* _Required work_: Leave out the pictures and repeat every record exactly.

[Data records]
——

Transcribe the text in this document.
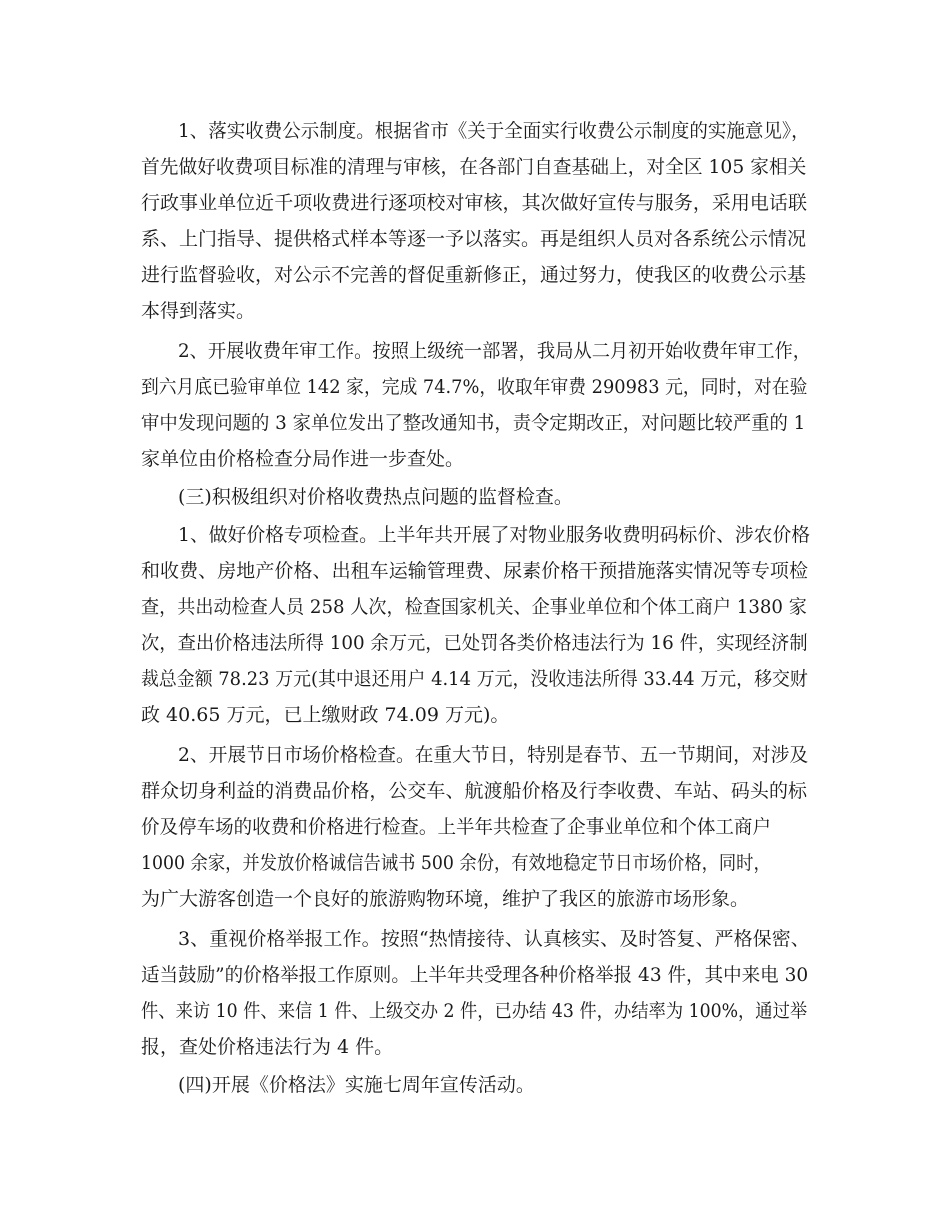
1、落实收费公示制度。根据省市《关于全面实行收费公示制度的实施意见》，
首先做好收费项目标准的清理与审核，在各部门自查基础上，对全区 105 家相关
行政事业单位近千项收费进行逐项校对审核，其次做好宣传与服务，采用电话联
系、上门指导、提供格式样本等逐一予以落实。再是组织人员对各系统公示情况
进行监督验收，对公示不完善的督促重新修正，通过努力，使我区的收费公示基
本得到落实。
2、开展收费年审工作。按照上级统一部署，我局从二月初开始收费年审工作，
到六月底已验审单位 142 家，完成 74.7%，收取年审费 290983 元，同时，对在验
审中发现问题的 3 家单位发出了整改通知书，责令定期改正，对问题比较严重的 1
家单位由价格检查分局作进一步查处。
(三)积极组织对价格收费热点问题的监督检查。
1、做好价格专项检查。上半年共开展了对物业服务收费明码标价、涉农价格
和收费、房地产价格、出租车运输管理费、尿素价格干预措施落实情况等专项检
查，共出动检查人员 258 人次，检查国家机关、企事业单位和个体工商户 1380 家
次，查出价格违法所得 100 余万元，已处罚各类价格违法行为 16 件，实现经济制
裁总金额 78.23 万元(其中退还用户 4.14 万元，没收违法所得 33.44 万元，移交财
政 40.65 万元，已上缴财政 74.09 万元)。
2、开展节日市场价格检查。在重大节日，特别是春节、五一节期间，对涉及
群众切身利益的消费品价格，公交车、航渡船价格及行李收费、车站、码头的标
价及停车场的收费和价格进行检查。上半年共检查了企事业单位和个体工商户
1000 余家，并发放价格诚信告诫书 500 余份，有效地稳定节日市场价格，同时，
为广大游客创造一个良好的旅游购物环境，维护了我区的旅游市场形象。
3、重视价格举报工作。按照“热情接待、认真核实、及时答复、严格保密、
适当鼓励”的价格举报工作原则。上半年共受理各种价格举报 43 件，其中来电 30
件、来访 10 件、来信 1 件、上级交办 2 件，已办结 43 件，办结率为 100%，通过举
报，查处价格违法行为 4 件。
(四)开展《价格法》实施七周年宣传活动。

——

* _Written answer_:
Transcribe the text in this document.
1、落实收费公示制度。根据省市《关于全面实行收费公示制度的实施意见》，
首先做好收费项目标准的清理与审核，在各部门自查基础上，对全区 105 家相关
行政事业单位近千项收费进行逐项校对审核，其次做好宣传与服务，采用电话联
系、上门指导、提供格式样本等逐一予以落实。再是组织人员对各系统公示情况
进行监督验收，对公示不完善的督促重新修正，通过努力，使我区的收费公示基
本得到落实。
2、开展收费年审工作。按照上级统一部署，我局从二月初开始收费年审工作，
到六月底已验审单位 142 家，完成 74.7%，收取年审费 290983 元，同时，对在验
审中发现问题的 3 家单位发出了整改通知书，责令定期改正，对问题比较严重的 1
家单位由价格检查分局作进一步查处。
(三)积极组织对价格收费热点问题的监督检查。
1、做好价格专项检查。上半年共开展了对物业服务收费明码标价、涉农价格
和收费、房地产价格、出租车运输管理费、尿素价格干预措施落实情况等专项检
查，共出动检查人员 258 人次，检查国家机关、企事业单位和个体工商户 1380 家
次，查出价格违法所得 100 余万元，已处罚各类价格违法行为 16 件，实现经济制
裁总金额 78.23 万元(其中退还用户 4.14 万元，没收违法所得 33.44 万元，移交财
政 40.65 万元，已上缴财政 74.09 万元)。
2、开展节日市场价格检查。在重大节日，特别是春节、五一节期间，对涉及
群众切身利益的消费品价格，公交车、航渡船价格及行李收费、车站、码头的标
价及停车场的收费和价格进行检查。上半年共检查了企事业单位和个体工商户
1000 余家，并发放价格诚信告诫书 500 余份，有效地稳定节日市场价格，同时，
为广大游客创造一个良好的旅游购物环境，维护了我区的旅游市场形象。
3、重视价格举报工作。按照“热情接待、认真核实、及时答复、严格保密、
适当鼓励”的价格举报工作原则。上半年共受理各种价格举报 43 件，其中来电 30
件、来访 10 件、来信 1 件、上级交办 2 件，已办结 43 件，办结率为 100%，通过举
报，查处价格违法行为 4 件。
(四)开展《价格法》实施七周年宣传活动。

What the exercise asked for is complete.